_Requirements_: Below are the records; collect from them each line containing the string "Mental".
>> Begin
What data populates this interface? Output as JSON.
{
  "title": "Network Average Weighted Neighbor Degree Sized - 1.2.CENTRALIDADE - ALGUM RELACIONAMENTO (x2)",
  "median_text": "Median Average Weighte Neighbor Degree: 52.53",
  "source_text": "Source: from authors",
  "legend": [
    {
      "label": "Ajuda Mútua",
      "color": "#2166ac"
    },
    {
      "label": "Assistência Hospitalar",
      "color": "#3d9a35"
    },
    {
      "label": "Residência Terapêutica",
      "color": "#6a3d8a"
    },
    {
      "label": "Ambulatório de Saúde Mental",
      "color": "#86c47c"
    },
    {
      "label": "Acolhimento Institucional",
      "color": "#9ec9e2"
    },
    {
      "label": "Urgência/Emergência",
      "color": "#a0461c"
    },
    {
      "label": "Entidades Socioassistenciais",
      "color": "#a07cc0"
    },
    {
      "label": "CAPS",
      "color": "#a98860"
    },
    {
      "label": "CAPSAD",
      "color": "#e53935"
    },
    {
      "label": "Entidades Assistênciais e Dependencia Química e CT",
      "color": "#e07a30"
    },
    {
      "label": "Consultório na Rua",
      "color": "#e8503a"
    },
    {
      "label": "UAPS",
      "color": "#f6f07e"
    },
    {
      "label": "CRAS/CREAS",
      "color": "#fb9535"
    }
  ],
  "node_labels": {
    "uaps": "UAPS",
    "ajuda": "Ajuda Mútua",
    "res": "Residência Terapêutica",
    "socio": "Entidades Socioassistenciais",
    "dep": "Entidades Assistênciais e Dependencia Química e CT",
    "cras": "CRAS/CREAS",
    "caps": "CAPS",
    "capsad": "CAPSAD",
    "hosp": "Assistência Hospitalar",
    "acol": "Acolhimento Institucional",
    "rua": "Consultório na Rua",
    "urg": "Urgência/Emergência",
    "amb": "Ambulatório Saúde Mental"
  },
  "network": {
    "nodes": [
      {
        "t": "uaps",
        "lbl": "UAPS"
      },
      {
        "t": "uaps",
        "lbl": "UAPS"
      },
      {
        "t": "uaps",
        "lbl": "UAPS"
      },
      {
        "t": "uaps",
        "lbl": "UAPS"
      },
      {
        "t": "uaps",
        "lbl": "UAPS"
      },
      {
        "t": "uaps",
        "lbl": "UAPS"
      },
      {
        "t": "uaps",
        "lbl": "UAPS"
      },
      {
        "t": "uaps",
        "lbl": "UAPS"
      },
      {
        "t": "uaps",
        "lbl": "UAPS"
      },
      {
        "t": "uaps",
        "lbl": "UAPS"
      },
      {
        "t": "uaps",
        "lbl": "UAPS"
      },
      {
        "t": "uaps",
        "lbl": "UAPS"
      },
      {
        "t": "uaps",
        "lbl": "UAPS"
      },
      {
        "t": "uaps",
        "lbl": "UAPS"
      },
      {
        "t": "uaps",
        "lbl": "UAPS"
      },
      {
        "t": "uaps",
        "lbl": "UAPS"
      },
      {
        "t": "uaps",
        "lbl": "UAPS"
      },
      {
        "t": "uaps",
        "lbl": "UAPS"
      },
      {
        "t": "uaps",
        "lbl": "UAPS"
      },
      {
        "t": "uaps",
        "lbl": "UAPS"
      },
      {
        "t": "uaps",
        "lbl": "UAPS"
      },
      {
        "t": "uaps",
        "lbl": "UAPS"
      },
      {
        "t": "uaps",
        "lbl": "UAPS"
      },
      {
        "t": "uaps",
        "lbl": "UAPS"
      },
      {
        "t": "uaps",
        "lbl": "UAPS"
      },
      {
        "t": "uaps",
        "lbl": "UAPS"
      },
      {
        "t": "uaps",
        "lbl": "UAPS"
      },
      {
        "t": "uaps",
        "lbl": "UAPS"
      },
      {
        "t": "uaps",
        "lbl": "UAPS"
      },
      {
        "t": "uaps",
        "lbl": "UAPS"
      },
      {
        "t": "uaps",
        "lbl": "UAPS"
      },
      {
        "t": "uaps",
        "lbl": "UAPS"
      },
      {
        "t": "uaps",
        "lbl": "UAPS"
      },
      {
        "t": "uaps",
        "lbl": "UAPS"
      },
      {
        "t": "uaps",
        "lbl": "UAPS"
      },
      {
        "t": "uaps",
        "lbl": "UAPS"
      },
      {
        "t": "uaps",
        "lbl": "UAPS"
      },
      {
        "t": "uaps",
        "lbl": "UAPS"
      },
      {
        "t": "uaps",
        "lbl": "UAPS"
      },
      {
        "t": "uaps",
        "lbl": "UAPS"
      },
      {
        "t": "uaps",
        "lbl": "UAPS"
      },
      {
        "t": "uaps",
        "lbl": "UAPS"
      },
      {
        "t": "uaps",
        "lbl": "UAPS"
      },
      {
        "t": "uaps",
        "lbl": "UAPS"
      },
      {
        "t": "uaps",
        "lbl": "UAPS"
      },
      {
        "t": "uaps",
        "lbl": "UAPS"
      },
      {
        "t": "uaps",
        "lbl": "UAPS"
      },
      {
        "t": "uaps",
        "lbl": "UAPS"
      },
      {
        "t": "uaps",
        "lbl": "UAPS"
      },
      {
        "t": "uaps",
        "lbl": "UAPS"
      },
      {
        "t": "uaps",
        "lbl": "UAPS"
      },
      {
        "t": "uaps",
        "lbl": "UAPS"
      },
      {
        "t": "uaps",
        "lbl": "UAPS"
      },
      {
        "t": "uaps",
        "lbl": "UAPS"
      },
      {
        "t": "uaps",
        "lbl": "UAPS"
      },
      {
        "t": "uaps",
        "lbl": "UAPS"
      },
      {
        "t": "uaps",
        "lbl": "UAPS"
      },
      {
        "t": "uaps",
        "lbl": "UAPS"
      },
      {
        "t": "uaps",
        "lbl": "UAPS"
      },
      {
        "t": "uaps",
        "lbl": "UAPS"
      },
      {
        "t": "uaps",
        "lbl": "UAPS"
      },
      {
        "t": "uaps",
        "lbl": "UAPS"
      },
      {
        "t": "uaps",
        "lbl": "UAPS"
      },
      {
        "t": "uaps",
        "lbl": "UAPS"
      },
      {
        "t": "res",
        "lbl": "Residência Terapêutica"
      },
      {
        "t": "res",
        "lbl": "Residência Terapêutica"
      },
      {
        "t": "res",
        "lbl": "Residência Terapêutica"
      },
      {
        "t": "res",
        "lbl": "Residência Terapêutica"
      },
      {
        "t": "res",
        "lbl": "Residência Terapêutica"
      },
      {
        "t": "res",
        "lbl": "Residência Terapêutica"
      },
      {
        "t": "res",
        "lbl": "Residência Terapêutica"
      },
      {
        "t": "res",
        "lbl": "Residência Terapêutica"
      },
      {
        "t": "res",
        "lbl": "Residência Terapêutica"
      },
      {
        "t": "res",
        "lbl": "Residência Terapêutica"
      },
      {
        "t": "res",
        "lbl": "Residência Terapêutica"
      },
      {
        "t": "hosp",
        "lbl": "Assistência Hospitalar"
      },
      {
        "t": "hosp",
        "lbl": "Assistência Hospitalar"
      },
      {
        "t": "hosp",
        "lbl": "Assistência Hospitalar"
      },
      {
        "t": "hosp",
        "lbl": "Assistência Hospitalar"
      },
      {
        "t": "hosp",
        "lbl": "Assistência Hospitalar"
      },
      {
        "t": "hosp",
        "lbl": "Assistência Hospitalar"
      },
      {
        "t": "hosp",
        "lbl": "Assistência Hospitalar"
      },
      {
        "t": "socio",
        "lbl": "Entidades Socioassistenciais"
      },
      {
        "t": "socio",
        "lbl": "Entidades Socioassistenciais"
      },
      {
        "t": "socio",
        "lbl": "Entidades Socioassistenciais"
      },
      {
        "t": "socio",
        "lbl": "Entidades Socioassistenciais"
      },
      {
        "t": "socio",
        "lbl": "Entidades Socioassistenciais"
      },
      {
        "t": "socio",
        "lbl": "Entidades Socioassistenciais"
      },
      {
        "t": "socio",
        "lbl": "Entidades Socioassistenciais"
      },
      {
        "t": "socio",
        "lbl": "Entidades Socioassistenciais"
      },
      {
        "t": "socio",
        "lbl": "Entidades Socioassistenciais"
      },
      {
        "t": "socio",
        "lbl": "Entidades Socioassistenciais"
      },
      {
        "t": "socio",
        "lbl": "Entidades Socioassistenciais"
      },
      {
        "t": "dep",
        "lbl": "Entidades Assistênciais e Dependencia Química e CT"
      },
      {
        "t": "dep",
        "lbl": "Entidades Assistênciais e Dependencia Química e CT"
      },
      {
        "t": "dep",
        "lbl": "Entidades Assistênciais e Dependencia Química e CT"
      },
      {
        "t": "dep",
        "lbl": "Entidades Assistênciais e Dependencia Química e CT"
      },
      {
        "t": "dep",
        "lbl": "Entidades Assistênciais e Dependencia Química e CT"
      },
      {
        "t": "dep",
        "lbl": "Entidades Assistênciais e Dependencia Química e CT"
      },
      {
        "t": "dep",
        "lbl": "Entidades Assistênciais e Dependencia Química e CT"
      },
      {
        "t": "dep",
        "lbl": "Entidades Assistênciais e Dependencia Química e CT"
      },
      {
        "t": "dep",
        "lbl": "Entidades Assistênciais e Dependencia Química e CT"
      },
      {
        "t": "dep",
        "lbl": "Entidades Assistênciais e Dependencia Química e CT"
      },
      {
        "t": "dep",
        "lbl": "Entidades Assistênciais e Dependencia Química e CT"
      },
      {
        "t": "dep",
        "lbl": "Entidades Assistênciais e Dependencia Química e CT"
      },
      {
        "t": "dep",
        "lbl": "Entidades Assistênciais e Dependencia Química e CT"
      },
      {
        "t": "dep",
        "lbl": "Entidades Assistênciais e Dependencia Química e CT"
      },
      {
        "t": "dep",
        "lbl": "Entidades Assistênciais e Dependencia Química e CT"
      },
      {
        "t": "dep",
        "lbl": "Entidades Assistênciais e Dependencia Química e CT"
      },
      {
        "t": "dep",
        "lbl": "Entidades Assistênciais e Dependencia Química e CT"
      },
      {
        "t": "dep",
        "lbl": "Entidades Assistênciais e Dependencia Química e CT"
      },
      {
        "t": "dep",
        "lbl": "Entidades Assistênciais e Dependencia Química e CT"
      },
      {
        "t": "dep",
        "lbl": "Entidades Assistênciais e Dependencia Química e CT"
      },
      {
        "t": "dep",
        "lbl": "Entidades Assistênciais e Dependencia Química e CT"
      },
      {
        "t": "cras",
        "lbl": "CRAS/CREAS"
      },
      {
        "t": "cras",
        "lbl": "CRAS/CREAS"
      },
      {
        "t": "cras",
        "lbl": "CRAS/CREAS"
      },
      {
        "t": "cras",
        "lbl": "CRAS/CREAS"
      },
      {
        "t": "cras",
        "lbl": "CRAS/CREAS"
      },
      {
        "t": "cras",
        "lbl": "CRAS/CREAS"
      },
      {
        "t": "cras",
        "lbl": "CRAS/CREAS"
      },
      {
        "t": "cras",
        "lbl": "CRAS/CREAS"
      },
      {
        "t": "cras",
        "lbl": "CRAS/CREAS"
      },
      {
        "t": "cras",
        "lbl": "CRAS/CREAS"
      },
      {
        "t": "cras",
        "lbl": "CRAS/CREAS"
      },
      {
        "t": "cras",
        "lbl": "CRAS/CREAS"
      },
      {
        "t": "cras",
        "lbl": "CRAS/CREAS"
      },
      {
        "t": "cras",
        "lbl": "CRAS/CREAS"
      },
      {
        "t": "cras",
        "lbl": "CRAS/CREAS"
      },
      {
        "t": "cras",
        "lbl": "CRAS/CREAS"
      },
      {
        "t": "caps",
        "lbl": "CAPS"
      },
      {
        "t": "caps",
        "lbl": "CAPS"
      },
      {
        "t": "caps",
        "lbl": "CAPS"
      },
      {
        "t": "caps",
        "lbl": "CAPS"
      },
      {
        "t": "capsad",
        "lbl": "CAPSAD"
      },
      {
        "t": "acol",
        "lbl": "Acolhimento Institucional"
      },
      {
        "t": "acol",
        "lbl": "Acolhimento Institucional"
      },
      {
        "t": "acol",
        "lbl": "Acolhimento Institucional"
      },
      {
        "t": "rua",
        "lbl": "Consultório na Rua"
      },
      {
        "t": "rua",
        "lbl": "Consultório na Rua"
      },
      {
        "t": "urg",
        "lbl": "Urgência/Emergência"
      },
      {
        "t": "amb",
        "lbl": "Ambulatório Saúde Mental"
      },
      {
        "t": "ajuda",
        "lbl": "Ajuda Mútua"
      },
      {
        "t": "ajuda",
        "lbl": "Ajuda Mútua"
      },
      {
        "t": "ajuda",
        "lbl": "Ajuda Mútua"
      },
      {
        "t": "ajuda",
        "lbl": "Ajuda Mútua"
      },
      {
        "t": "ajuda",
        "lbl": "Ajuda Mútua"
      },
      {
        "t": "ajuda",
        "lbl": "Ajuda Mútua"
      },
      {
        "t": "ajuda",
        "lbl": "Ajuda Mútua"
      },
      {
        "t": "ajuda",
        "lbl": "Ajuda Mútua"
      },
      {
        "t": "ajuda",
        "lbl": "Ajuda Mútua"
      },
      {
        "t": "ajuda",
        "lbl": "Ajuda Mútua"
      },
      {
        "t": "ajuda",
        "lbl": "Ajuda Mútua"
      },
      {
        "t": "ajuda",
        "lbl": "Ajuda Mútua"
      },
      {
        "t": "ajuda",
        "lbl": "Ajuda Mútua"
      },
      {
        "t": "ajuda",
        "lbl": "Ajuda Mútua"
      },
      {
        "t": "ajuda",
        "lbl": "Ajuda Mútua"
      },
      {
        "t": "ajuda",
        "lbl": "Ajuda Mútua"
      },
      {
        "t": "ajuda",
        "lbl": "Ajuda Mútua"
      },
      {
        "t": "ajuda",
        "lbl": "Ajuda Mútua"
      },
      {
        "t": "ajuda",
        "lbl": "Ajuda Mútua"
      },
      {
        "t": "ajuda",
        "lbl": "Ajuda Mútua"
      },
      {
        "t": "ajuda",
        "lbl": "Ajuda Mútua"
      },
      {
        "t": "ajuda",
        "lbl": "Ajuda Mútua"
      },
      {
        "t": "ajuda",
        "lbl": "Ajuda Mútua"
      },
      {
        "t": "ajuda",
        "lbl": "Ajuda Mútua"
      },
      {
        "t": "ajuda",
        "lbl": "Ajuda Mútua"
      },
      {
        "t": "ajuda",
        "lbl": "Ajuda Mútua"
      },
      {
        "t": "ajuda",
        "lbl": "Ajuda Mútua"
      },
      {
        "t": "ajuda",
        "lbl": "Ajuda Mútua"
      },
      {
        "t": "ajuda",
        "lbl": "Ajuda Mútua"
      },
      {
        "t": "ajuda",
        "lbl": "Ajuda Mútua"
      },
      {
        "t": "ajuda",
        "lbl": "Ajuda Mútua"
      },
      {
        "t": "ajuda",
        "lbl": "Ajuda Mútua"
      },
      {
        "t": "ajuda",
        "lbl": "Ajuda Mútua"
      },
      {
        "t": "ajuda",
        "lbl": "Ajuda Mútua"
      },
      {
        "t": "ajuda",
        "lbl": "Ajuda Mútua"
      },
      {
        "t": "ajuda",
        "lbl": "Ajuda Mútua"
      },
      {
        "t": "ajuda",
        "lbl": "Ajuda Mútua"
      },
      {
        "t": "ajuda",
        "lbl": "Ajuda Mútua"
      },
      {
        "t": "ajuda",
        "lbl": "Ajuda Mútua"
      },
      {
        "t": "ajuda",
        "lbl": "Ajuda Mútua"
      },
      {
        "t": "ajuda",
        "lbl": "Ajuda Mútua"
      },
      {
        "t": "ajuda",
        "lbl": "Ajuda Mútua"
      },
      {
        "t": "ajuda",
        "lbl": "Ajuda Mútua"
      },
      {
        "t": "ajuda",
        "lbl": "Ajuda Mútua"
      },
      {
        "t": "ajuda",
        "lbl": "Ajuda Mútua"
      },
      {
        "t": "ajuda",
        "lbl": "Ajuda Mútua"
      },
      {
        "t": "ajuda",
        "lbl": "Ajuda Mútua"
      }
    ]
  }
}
>> End
_Answer to this exercise_:
      "label": "Ambulatório de Saúde Mental",
    "amb": "Ambulatório Saúde Mental"
        "lbl": "Ambulatório Saúde Mental"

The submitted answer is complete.